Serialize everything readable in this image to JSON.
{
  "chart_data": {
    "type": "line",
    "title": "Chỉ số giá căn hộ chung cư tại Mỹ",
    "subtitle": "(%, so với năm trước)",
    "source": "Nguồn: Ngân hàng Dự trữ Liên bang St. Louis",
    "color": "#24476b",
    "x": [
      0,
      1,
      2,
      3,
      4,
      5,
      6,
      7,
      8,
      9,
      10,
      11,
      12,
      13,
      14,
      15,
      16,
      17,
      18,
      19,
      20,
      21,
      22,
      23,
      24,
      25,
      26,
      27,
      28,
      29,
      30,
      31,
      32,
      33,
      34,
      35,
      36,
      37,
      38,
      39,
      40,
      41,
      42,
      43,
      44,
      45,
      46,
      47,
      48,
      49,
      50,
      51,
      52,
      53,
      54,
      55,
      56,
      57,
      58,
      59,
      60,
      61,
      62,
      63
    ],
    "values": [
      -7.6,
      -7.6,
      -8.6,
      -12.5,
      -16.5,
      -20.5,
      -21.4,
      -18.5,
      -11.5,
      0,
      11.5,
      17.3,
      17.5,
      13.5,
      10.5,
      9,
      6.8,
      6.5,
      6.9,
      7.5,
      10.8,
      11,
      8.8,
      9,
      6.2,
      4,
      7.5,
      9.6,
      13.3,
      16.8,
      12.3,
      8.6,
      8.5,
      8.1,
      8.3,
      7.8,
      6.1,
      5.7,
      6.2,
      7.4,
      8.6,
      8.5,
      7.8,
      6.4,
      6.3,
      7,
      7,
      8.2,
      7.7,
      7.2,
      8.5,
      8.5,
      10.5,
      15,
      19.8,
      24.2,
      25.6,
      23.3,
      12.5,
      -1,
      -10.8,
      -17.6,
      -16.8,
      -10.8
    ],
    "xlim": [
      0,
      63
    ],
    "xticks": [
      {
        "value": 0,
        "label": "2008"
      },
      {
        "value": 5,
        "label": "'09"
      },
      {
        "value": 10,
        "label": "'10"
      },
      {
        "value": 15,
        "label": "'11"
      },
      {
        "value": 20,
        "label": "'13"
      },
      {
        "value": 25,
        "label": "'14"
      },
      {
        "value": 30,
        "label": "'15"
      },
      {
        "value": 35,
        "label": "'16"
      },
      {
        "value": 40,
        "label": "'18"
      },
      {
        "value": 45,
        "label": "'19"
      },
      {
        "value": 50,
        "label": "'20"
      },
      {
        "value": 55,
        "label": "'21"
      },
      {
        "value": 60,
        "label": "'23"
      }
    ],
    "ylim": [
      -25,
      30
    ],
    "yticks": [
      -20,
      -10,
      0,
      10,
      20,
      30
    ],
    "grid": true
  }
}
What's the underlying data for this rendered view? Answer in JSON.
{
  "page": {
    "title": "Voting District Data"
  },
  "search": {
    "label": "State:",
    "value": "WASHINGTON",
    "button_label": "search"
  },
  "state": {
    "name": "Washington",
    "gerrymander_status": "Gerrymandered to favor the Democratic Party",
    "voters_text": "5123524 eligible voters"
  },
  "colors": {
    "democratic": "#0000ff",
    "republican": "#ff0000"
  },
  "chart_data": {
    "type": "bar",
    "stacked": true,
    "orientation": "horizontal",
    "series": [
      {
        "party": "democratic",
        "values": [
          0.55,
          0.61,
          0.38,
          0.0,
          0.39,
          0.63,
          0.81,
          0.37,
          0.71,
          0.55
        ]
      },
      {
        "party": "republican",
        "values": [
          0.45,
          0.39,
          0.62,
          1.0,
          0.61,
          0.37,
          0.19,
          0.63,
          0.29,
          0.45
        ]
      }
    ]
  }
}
______
_YOUR INSTRUCTIONS_
Copy all of the data exactly.

_THE RESPONSE_
Serialize everything readable in this image to JSON.
{
  "chart_data": {
    "type": "line",
    "title": "Chỉ số giá căn hộ chung cư tại Mỹ",
    "subtitle": "(%, so với năm trước)",
    "source": "Nguồn: Ngân hàng Dự trữ Liên bang St. Louis",
    "color": "#24476b",
    "x": [
      0,
      1,
      2,
      3,
      4,
      5,
      6,
      7,
      8,
      9,
      10,
      11,
      12,
      13,
      14,
      15,
      16,
      17,
      18,
      19,
      20,
      21,
      22,
      23,
      24,
      25,
      26,
      27,
      28,
      29,
      30,
      31,
      32,
      33,
      34,
      35,
      36,
      37,
      38,
      39,
      40,
      41,
      42,
      43,
      44,
      45,
      46,
      47,
      48,
      49,
      50,
      51,
      52,
      53,
      54,
      55,
      56,
      57,
      58,
      59,
      60,
      61,
      62,
      63
    ],
    "values": [
      -7.6,
      -7.6,
      -8.6,
      -12.5,
      -16.5,
      -20.5,
      -21.4,
      -18.5,
      -11.5,
      0,
      11.5,
      17.3,
      17.5,
      13.5,
      10.5,
      9,
      6.8,
      6.5,
      6.9,
      7.5,
      10.8,
      11,
      8.8,
      9,
      6.2,
      4,
      7.5,
      9.6,
      13.3,
      16.8,
      12.3,
      8.6,
      8.5,
      8.1,
      8.3,
      7.8,
      6.1,
      5.7,
      6.2,
      7.4,
      8.6,
      8.5,
      7.8,
      6.4,
      6.3,
      7,
      7,
      8.2,
      7.7,
      7.2,
      8.5,
      8.5,
      10.5,
      15,
      19.8,
      24.2,
      25.6,
      23.3,
      12.5,
      -1,
      -10.8,
      -17.6,
      -16.8,
      -10.8
    ],
    "xlim": [
      0,
      63
    ],
    "xticks": [
      {
        "value": 0,
        "label": "2008"
      },
      {
        "value": 5,
        "label": "'09"
      },
      {
        "value": 10,
        "label": "'10"
      },
      {
        "value": 15,
        "label": "'11"
      },
      {
        "value": 20,
        "label": "'13"
      },
      {
        "value": 25,
        "label": "'14"
      },
      {
        "value": 30,
        "label": "'15"
      },
      {
        "value": 35,
        "label": "'16"
      },
      {
        "value": 40,
        "label": "'18"
      },
      {
        "value": 45,
        "label": "'19"
      },
      {
        "value": 50,
        "label": "'20"
      },
      {
        "value": 55,
        "label": "'21"
      },
      {
        "value": 60,
        "label": "'23"
      }
    ],
    "ylim": [
      -25,
      30
    ],
    "yticks": [
      -20,
      -10,
      0,
      10,
      20,
      30
    ],
    "grid": true
  }
}
What's the underlying data for this rendered view? Answer in JSON.
{
  "page": {
    "title": "Voting District Data"
  },
  "search": {
    "label": "State:",
    "value": "WASHINGTON",
    "button_label": "search"
  },
  "state": {
    "name": "Washington",
    "gerrymander_status": "Gerrymandered to favor the Democratic Party",
    "voters_text": "5123524 eligible voters"
  },
  "colors": {
    "democratic": "#0000ff",
    "republican": "#ff0000"
  },
  "chart_data": {
    "type": "bar",
    "stacked": true,
    "orientation": "horizontal",
    "series": [
      {
        "party": "democratic",
        "values": [
          0.55,
          0.61,
          0.38,
          0.0,
          0.39,
          0.63,
          0.81,
          0.37,
          0.71,
          0.55
        ]
      },
      {
        "party": "republican",
        "values": [
          0.45,
          0.39,
          0.62,
          1.0,
          0.61,
          0.37,
          0.19,
          0.63,
          0.29,
          0.45
        ]
      }
    ]
  }
}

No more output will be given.